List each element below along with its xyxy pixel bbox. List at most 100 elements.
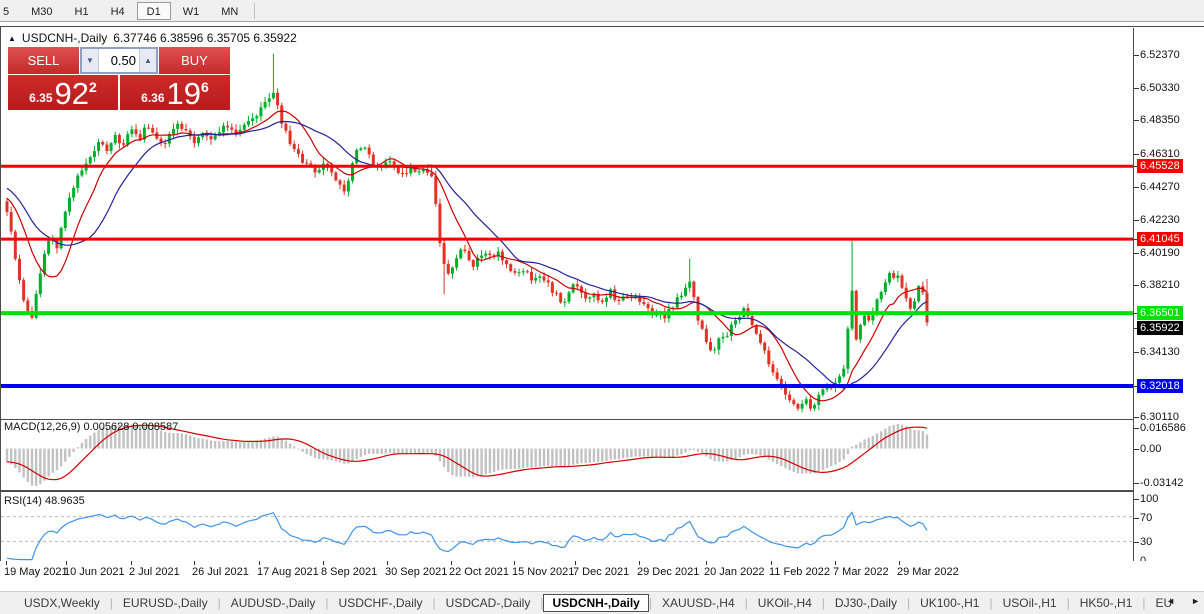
date-label: 15 Nov 2021 bbox=[512, 566, 575, 578]
axis-tick bbox=[1134, 328, 1139, 329]
tab-usoil-h1[interactable]: USOil-,H1 bbox=[1002, 596, 1057, 610]
sell-price-box[interactable]: 6.35 92 2 bbox=[8, 75, 118, 110]
axis-tick bbox=[1134, 55, 1139, 56]
symbol-tab-bar: USDX,Weekly | EURUSD-,Daily | AUDUSD-,Daily |… bbox=[0, 591, 1204, 614]
axis-label: 6.42230 bbox=[1140, 214, 1180, 226]
date-label: 29 Dec 2021 bbox=[637, 566, 700, 578]
axis-tick bbox=[1134, 187, 1139, 188]
axis-tick bbox=[1134, 499, 1139, 500]
date-tick bbox=[259, 561, 260, 565]
sell-price-main: 92 bbox=[54, 76, 90, 111]
axis-tick bbox=[1134, 166, 1139, 167]
tab-separator: | bbox=[432, 596, 436, 610]
date-label: 26 Jul 2021 bbox=[192, 566, 249, 578]
buy-price-main: 19 bbox=[166, 76, 202, 111]
tab-separator: | bbox=[540, 596, 544, 610]
tab-separator: | bbox=[1142, 596, 1146, 610]
timeframe-button-h4[interactable]: H4 bbox=[110, 5, 125, 18]
buy-price-box[interactable]: 6.36 19 6 bbox=[120, 75, 230, 110]
timeframe-button-h1[interactable]: H1 bbox=[74, 5, 89, 18]
axis-label: 6.40190 bbox=[1140, 247, 1180, 259]
tab-eu[interactable]: EU bbox=[1155, 596, 1173, 610]
volume-increase-icon[interactable]: ▲ bbox=[139, 49, 156, 72]
macd-axis-label: 0.016586 bbox=[1140, 422, 1186, 434]
tab-usdcad-daily[interactable]: USDCAD-,Daily bbox=[445, 596, 531, 610]
date-tick bbox=[387, 561, 388, 565]
tab-separator: | bbox=[217, 596, 221, 610]
volume-input[interactable]: 0.50 bbox=[110, 53, 136, 68]
chart-ohlc-values: 6.37746 6.38596 6.35705 6.35922 bbox=[113, 31, 297, 45]
tab-separator: | bbox=[906, 596, 911, 610]
toolbar-separator bbox=[254, 2, 256, 19]
sell-price-pip: 2 bbox=[89, 79, 97, 95]
date-axis: 19 May 2021 10 Jun 2021 2 Jul 2021 26 Jul 2… bbox=[0, 561, 1204, 590]
timeframe-button-w1[interactable]: W1 bbox=[182, 5, 200, 18]
tab-separator: | bbox=[1066, 596, 1070, 610]
tab-eurusd-daily[interactable]: EURUSD-,Daily bbox=[122, 596, 208, 610]
chart-title: ▲ USDCNH-,Daily 6.37746 6.38596 6.35705 … bbox=[8, 31, 297, 45]
timeframe-button-d1[interactable]: D1 bbox=[136, 1, 171, 20]
collapse-panel-icon[interactable]: ▲ bbox=[8, 33, 16, 43]
axis-tick bbox=[1134, 428, 1139, 429]
axis-label: 6.52370 bbox=[1140, 49, 1180, 61]
date-tick bbox=[66, 561, 67, 565]
rsi-pane[interactable] bbox=[1, 492, 1133, 561]
axis-tick bbox=[1134, 417, 1139, 418]
tab-hk50-h1[interactable]: HK50-,H1 bbox=[1079, 596, 1133, 610]
timeframe-toolbar: 5 M30 H1 H4 D1 W1 MN bbox=[0, 0, 1204, 22]
axis-tick bbox=[1134, 386, 1139, 387]
pane-separator[interactable] bbox=[1, 490, 1204, 492]
chart-window: 6.52370 6.50330 6.48350 6.46310 6.44270 6.422… bbox=[0, 26, 1204, 567]
hline-price-label: 6.45528 bbox=[1137, 159, 1183, 173]
tab-usdcnh-daily[interactable]: USDCNH-,Daily bbox=[543, 594, 649, 612]
tab-uk100-h1[interactable]: UK100-,H1 bbox=[920, 596, 980, 610]
buy-price-prefix: 6.36 bbox=[141, 91, 165, 105]
axis-label: 6.46310 bbox=[1140, 148, 1180, 160]
axis-label: 6.30110 bbox=[1140, 411, 1179, 423]
hline-price-label: 6.36501 bbox=[1137, 306, 1183, 320]
axis-tick bbox=[1134, 88, 1139, 89]
date-label: 29 Mar 2022 bbox=[897, 566, 959, 578]
sell-button[interactable]: SELL bbox=[8, 47, 80, 74]
axis-label: 6.38210 bbox=[1140, 279, 1180, 291]
axis-tick bbox=[1134, 449, 1139, 450]
tab-xauusd-h4[interactable]: XAUUSD-,H4 bbox=[661, 596, 735, 610]
timeframe-button-5[interactable]: 5 bbox=[3, 5, 10, 18]
tab-scroll-left-icon[interactable]: ◄ bbox=[1166, 596, 1176, 606]
tab-usdchf-daily[interactable]: USDCHF-,Daily bbox=[338, 596, 423, 610]
axis-label: 6.50330 bbox=[1140, 82, 1180, 94]
date-label: 7 Mar 2022 bbox=[833, 566, 889, 578]
current-price-label: 6.35922 bbox=[1137, 321, 1183, 335]
buy-button[interactable]: BUY bbox=[158, 47, 230, 74]
date-label: 7 Dec 2021 bbox=[573, 566, 630, 578]
volume-decrease-icon[interactable]: ▼ bbox=[82, 49, 99, 72]
date-label: 8 Sep 2021 bbox=[321, 566, 378, 578]
macd-pane[interactable] bbox=[1, 420, 1133, 490]
date-label: 10 Jun 2021 bbox=[64, 566, 125, 578]
date-label: 17 Aug 2021 bbox=[257, 566, 319, 578]
axis-tick bbox=[1134, 253, 1139, 254]
date-label: 22 Oct 2021 bbox=[449, 566, 509, 578]
axis-tick bbox=[1134, 352, 1139, 353]
tab-audusd-daily[interactable]: AUDUSD-,Daily bbox=[230, 596, 316, 610]
timeframe-button-m30[interactable]: M30 bbox=[31, 5, 53, 18]
date-label: 2 Jul 2021 bbox=[129, 566, 180, 578]
tab-ukoil-h4[interactable]: UKOil-,H4 bbox=[757, 596, 812, 610]
volume-stepper: ▼ 0.50 ▲ bbox=[80, 47, 158, 74]
axis-label: 6.48350 bbox=[1140, 114, 1180, 126]
tab-dj30-daily[interactable]: DJ30-,Daily bbox=[834, 596, 897, 610]
timeframe-button-mn[interactable]: MN bbox=[221, 5, 239, 18]
date-tick bbox=[899, 561, 900, 565]
date-tick bbox=[835, 561, 836, 565]
axis-label: 6.44270 bbox=[1140, 181, 1180, 193]
tab-scroll-right-icon[interactable]: ► bbox=[1191, 596, 1200, 606]
date-tick bbox=[451, 561, 452, 565]
chart-symbol-period: USDCNH-,Daily bbox=[21, 31, 108, 45]
date-tick bbox=[771, 561, 772, 565]
date-tick bbox=[194, 561, 195, 565]
date-tick bbox=[131, 561, 132, 565]
date-tick bbox=[706, 561, 707, 565]
tab-usdx-weekly[interactable]: USDX,Weekly bbox=[24, 596, 100, 610]
tab-separator: | bbox=[109, 596, 113, 610]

....

_Stated problem_
Gather every line above that contains the string "chart" and copy each one in full.

_Exercise answer_
chart-ohlc-values: 6.37746 6.38596 6.35705 6.35922 bbox=[113, 31, 297, 45]
chart-title: ▲ USDCNH-,Daily 6.37746 6.38596 6.35705 … bbox=[8, 31, 297, 45]
chart-window: 6.52370 6.50330 6.48350 6.46310 6.44270 6.422… bbox=[0, 26, 1204, 567]
chart-symbol-period: USDCNH-,Daily bbox=[21, 31, 108, 45]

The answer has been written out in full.